» **Stated exercise**
Lines holding the string "системи" are the ones to copy; find them all in the data.

» **Dataset records**
|---|

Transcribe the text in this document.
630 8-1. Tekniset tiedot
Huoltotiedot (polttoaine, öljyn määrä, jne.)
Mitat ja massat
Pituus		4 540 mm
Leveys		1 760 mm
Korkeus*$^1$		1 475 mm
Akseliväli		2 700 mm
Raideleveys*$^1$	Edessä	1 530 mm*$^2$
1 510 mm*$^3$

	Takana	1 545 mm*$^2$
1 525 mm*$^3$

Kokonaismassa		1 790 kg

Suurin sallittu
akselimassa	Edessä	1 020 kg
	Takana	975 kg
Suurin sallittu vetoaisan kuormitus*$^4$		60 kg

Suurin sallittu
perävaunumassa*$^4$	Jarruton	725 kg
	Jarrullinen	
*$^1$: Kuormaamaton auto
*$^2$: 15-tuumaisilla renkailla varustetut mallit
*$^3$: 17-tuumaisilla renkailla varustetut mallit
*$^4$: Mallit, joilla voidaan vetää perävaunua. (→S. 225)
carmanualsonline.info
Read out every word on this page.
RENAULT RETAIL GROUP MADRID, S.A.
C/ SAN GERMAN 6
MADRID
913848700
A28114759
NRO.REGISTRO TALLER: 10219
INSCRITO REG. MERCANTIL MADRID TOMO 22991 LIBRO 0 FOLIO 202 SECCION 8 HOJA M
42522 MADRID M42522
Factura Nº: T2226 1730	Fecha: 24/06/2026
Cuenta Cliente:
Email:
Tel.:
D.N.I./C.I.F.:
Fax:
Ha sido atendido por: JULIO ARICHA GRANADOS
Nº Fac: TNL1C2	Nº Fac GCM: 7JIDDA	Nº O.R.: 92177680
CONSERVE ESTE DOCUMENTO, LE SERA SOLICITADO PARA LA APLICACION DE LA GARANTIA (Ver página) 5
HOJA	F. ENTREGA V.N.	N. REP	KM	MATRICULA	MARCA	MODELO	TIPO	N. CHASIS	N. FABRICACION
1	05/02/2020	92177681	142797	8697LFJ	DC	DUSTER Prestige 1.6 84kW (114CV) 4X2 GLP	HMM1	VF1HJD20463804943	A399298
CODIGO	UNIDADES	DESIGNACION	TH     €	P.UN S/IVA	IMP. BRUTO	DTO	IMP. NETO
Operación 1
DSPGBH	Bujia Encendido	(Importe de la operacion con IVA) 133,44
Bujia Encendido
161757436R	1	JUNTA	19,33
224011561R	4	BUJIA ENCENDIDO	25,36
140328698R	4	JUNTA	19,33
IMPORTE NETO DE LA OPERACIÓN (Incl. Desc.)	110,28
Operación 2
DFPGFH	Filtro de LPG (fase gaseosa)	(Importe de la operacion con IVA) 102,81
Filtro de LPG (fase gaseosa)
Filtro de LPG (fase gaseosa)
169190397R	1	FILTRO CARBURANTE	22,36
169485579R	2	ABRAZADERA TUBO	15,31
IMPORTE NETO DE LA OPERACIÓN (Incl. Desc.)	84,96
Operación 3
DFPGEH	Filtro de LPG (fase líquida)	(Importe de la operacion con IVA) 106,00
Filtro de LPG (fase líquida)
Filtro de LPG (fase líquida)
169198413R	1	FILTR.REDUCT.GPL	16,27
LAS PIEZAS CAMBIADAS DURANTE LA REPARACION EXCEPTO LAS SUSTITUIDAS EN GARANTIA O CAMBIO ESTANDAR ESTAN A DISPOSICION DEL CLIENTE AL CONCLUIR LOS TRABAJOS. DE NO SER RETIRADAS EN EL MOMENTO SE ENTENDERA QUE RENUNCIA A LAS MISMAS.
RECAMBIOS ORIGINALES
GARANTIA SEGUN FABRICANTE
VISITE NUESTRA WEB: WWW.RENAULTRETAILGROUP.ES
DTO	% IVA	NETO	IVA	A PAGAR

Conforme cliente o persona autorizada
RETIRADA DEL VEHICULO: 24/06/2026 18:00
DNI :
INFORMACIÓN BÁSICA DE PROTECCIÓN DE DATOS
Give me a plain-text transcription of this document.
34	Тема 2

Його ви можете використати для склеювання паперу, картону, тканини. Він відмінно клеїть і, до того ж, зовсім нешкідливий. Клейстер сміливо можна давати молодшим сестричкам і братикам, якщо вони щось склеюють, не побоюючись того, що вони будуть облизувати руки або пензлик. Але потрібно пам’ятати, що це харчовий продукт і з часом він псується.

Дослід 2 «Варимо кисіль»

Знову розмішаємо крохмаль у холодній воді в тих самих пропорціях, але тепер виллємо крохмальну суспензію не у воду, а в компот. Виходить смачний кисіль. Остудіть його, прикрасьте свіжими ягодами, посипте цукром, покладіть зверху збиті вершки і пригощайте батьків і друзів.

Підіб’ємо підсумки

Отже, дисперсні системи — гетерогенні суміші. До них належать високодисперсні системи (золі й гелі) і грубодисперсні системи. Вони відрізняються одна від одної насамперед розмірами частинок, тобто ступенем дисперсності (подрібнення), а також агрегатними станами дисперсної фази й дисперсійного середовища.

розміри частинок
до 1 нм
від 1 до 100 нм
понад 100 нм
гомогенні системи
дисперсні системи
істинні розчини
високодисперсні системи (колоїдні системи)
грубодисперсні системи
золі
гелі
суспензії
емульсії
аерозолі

|---|

» **Written reply**
Отже, дисперсні системи — гетерогенні суміші. До них належать високодисперсні системи (золі й гелі) і грубодисперсні системи. Вони відрізняються одна від одної насамперед розмірами частинок, тобто ступенем дисперсності (подрібнення), а також агрегатними станами дисперсної фази й дисперсійного середовища.
гомогенні системи
дисперсні системи
високодисперсні системи (колоїдні системи)
грубодисперсні системи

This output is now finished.